### [Request]
Present the following data again exactly as it is shown.

### [Task input]
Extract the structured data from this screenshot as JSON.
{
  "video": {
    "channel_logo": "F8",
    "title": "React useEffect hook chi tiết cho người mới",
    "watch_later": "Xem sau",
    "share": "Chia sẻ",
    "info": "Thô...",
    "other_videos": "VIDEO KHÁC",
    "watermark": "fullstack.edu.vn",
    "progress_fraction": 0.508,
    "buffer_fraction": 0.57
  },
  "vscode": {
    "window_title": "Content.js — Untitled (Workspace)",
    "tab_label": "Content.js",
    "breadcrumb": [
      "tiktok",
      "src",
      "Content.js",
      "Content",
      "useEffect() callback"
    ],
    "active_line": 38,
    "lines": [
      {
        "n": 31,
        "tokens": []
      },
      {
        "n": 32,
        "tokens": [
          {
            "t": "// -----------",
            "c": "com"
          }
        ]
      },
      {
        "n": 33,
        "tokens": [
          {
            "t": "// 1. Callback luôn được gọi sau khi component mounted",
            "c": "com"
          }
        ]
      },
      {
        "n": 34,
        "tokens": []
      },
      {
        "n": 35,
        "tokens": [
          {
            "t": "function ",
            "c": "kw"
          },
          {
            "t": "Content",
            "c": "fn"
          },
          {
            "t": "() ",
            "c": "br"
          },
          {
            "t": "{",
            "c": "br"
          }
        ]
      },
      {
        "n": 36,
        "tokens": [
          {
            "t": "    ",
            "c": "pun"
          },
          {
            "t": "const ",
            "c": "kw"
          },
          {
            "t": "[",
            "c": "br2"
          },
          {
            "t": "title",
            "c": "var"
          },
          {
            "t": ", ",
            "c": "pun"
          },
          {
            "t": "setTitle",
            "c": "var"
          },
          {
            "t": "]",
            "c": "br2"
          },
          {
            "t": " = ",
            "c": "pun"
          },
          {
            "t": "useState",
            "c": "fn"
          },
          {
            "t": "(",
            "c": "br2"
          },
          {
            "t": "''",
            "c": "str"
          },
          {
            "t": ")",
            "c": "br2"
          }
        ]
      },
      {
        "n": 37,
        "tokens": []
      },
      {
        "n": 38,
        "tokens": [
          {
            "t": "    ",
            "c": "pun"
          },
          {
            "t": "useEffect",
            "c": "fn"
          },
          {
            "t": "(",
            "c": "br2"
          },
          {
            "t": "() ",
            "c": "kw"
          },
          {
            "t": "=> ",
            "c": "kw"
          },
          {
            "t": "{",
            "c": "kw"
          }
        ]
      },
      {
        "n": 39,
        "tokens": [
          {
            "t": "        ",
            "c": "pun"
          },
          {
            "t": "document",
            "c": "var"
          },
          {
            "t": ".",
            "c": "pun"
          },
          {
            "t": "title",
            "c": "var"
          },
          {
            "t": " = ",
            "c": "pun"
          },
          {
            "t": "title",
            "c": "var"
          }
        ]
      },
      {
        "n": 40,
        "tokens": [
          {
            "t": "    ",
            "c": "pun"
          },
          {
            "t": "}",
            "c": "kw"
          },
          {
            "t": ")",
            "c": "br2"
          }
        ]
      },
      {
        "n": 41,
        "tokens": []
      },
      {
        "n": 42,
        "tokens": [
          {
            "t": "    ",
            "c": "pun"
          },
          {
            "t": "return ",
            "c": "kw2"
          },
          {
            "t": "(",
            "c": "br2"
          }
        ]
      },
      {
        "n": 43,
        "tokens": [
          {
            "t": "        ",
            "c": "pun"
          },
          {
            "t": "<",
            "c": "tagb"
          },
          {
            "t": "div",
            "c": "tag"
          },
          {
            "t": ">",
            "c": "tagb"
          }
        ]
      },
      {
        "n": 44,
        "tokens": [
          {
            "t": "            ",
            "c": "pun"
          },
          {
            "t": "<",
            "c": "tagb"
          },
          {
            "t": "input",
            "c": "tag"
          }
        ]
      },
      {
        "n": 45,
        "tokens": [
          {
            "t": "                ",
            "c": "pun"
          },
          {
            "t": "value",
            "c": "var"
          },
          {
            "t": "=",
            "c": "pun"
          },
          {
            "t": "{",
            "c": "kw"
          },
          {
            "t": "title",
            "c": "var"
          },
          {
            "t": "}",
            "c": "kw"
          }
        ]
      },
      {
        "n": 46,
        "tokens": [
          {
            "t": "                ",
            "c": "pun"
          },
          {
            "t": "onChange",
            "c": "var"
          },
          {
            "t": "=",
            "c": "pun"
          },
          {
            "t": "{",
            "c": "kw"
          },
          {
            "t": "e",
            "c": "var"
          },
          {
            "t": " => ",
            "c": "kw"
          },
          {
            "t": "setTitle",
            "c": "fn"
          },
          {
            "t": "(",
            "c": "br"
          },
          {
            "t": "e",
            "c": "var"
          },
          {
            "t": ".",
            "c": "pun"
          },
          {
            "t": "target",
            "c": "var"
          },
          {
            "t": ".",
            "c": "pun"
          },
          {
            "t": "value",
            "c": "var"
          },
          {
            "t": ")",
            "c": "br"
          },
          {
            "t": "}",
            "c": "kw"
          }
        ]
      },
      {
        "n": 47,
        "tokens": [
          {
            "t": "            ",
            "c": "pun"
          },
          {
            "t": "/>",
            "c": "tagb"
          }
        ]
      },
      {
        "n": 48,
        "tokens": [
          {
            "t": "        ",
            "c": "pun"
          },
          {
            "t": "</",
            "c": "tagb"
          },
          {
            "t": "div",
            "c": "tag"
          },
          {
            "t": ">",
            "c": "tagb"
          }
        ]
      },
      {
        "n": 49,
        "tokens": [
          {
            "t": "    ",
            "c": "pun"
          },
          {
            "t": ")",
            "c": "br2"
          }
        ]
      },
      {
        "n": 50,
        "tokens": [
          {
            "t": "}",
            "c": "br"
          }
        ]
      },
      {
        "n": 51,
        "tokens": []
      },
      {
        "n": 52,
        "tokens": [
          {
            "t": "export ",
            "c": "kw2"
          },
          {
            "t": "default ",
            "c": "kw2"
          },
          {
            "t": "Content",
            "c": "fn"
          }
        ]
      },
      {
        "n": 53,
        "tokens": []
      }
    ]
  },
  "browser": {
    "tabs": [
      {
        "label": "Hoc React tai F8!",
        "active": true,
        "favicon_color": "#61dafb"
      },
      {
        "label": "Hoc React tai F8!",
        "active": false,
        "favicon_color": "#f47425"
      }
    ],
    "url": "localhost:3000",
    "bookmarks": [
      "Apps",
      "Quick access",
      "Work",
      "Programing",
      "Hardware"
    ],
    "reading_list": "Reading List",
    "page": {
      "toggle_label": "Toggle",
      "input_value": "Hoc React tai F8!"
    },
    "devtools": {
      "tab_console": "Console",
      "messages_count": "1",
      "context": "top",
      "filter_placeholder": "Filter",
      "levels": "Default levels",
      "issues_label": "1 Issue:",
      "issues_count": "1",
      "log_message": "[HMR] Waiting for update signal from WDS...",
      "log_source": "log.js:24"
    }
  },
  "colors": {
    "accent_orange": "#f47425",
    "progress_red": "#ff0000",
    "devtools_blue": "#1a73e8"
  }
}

### [Exercise answer]
Extract the structured data from this screenshot as JSON.
{
  "video": {
    "channel_logo": "F8",
    "title": "React useEffect hook chi tiết cho người mới",
    "watch_later": "Xem sau",
    "share": "Chia sẻ",
    "info": "Thô...",
    "other_videos": "VIDEO KHÁC",
    "watermark": "fullstack.edu.vn",
    "progress_fraction": 0.508,
    "buffer_fraction": 0.57
  },
  "vscode": {
    "window_title": "Content.js — Untitled (Workspace)",
    "tab_label": "Content.js",
    "breadcrumb": [
      "tiktok",
      "src",
      "Content.js",
      "Content",
      "useEffect() callback"
    ],
    "active_line": 38,
    "lines": [
      {
        "n": 31,
        "tokens": []
      },
      {
        "n": 32,
        "tokens": [
          {
            "t": "// -----------",
            "c": "com"
          }
        ]
      },
      {
        "n": 33,
        "tokens": [
          {
            "t": "// 1. Callback luôn được gọi sau khi component mounted",
            "c": "com"
          }
        ]
      },
      {
        "n": 34,
        "tokens": []
      },
      {
        "n": 35,
        "tokens": [
          {
            "t": "function ",
            "c": "kw"
          },
          {
            "t": "Content",
            "c": "fn"
          },
          {
            "t": "() ",
            "c": "br"
          },
          {
            "t": "{",
            "c": "br"
          }
        ]
      },
      {
        "n": 36,
        "tokens": [
          {
            "t": "    ",
            "c": "pun"
          },
          {
            "t": "const ",
            "c": "kw"
          },
          {
            "t": "[",
            "c": "br2"
          },
          {
            "t": "title",
            "c": "var"
          },
          {
            "t": ", ",
            "c": "pun"
          },
          {
            "t": "setTitle",
            "c": "var"
          },
          {
            "t": "]",
            "c": "br2"
          },
          {
            "t": " = ",
            "c": "pun"
          },
          {
            "t": "useState",
            "c": "fn"
          },
          {
            "t": "(",
            "c": "br2"
          },
          {
            "t": "''",
            "c": "str"
          },
          {
            "t": ")",
            "c": "br2"
          }
        ]
      },
      {
        "n": 37,
        "tokens": []
      },
      {
        "n": 38,
        "tokens": [
          {
            "t": "    ",
            "c": "pun"
          },
          {
            "t": "useEffect",
            "c": "fn"
          },
          {
            "t": "(",
            "c": "br2"
          },
          {
            "t": "() ",
            "c": "kw"
          },
          {
            "t": "=> ",
            "c": "kw"
          },
          {
            "t": "{",
            "c": "kw"
          }
        ]
      },
      {
        "n": 39,
        "tokens": [
          {
            "t": "        ",
            "c": "pun"
          },
          {
            "t": "document",
            "c": "var"
          },
          {
            "t": ".",
            "c": "pun"
          },
          {
            "t": "title",
            "c": "var"
          },
          {
            "t": " = ",
            "c": "pun"
          },
          {
            "t": "title",
            "c": "var"
          }
        ]
      },
      {
        "n": 40,
        "tokens": [
          {
            "t": "    ",
            "c": "pun"
          },
          {
            "t": "}",
            "c": "kw"
          },
          {
            "t": ")",
            "c": "br2"
          }
        ]
      },
      {
        "n": 41,
        "tokens": []
      },
      {
        "n": 42,
        "tokens": [
          {
            "t": "    ",
            "c": "pun"
          },
          {
            "t": "return ",
            "c": "kw2"
          },
          {
            "t": "(",
            "c": "br2"
          }
        ]
      },
      {
        "n": 43,
        "tokens": [
          {
            "t": "        ",
            "c": "pun"
          },
          {
            "t": "<",
            "c": "tagb"
          },
          {
            "t": "div",
            "c": "tag"
          },
          {
            "t": ">",
            "c": "tagb"
          }
        ]
      },
      {
        "n": 44,
        "tokens": [
          {
            "t": "            ",
            "c": "pun"
          },
          {
            "t": "<",
            "c": "tagb"
          },
          {
            "t": "input",
            "c": "tag"
          }
        ]
      },
      {
        "n": 45,
        "tokens": [
          {
            "t": "                ",
            "c": "pun"
          },
          {
            "t": "value",
            "c": "var"
          },
          {
            "t": "=",
            "c": "pun"
          },
          {
            "t": "{",
            "c": "kw"
          },
          {
            "t": "title",
            "c": "var"
          },
          {
            "t": "}",
            "c": "kw"
          }
        ]
      },
      {
        "n": 46,
        "tokens": [
          {
            "t": "                ",
            "c": "pun"
          },
          {
            "t": "onChange",
            "c": "var"
          },
          {
            "t": "=",
            "c": "pun"
          },
          {
            "t": "{",
            "c": "kw"
          },
          {
            "t": "e",
            "c": "var"
          },
          {
            "t": " => ",
            "c": "kw"
          },
          {
            "t": "setTitle",
            "c": "fn"
          },
          {
            "t": "(",
            "c": "br"
          },
          {
            "t": "e",
            "c": "var"
          },
          {
            "t": ".",
            "c": "pun"
          },
          {
            "t": "target",
            "c": "var"
          },
          {
            "t": ".",
            "c": "pun"
          },
          {
            "t": "value",
            "c": "var"
          },
          {
            "t": ")",
            "c": "br"
          },
          {
            "t": "}",
            "c": "kw"
          }
        ]
      },
      {
        "n": 47,
        "tokens": [
          {
            "t": "            ",
            "c": "pun"
          },
          {
            "t": "/>",
            "c": "tagb"
          }
        ]
      },
      {
        "n": 48,
        "tokens": [
          {
            "t": "        ",
            "c": "pun"
          },
          {
            "t": "</",
            "c": "tagb"
          },
          {
            "t": "div",
            "c": "tag"
          },
          {
            "t": ">",
            "c": "tagb"
          }
        ]
      },
      {
        "n": 49,
        "tokens": [
          {
            "t": "    ",
            "c": "pun"
          },
          {
            "t": ")",
            "c": "br2"
          }
        ]
      },
      {
        "n": 50,
        "tokens": [
          {
            "t": "}",
            "c": "br"
          }
        ]
      },
      {
        "n": 51,
        "tokens": []
      },
      {
        "n": 52,
        "tokens": [
          {
            "t": "export ",
            "c": "kw2"
          },
          {
            "t": "default ",
            "c": "kw2"
          },
          {
            "t": "Content",
            "c": "fn"
          }
        ]
      },
      {
        "n": 53,
        "tokens": []
      }
    ]
  },
  "browser": {
    "tabs": [
      {
        "label": "Hoc React tai F8!",
        "active": true,
        "favicon_color": "#61dafb"
      },
      {
        "label": "Hoc React tai F8!",
        "active": false,
        "favicon_color": "#f47425"
      }
    ],
    "url": "localhost:3000",
    "bookmarks": [
      "Apps",
      "Quick access",
      "Work",
      "Programing",
      "Hardware"
    ],
    "reading_list": "Reading List",
    "page": {
      "toggle_label": "Toggle",
      "input_value": "Hoc React tai F8!"
    },
    "devtools": {
      "tab_console": "Console",
      "messages_count": "1",
      "context": "top",
      "filter_placeholder": "Filter",
      "levels": "Default levels",
      "issues_label": "1 Issue:",
      "issues_count": "1",
      "log_message": "[HMR] Waiting for update signal from WDS...",
      "log_source": "log.js:24"
    }
  },
  "colors": {
    "accent_orange": "#f47425",
    "progress_red": "#ff0000",
    "devtools_blue": "#1a73e8"
  }
}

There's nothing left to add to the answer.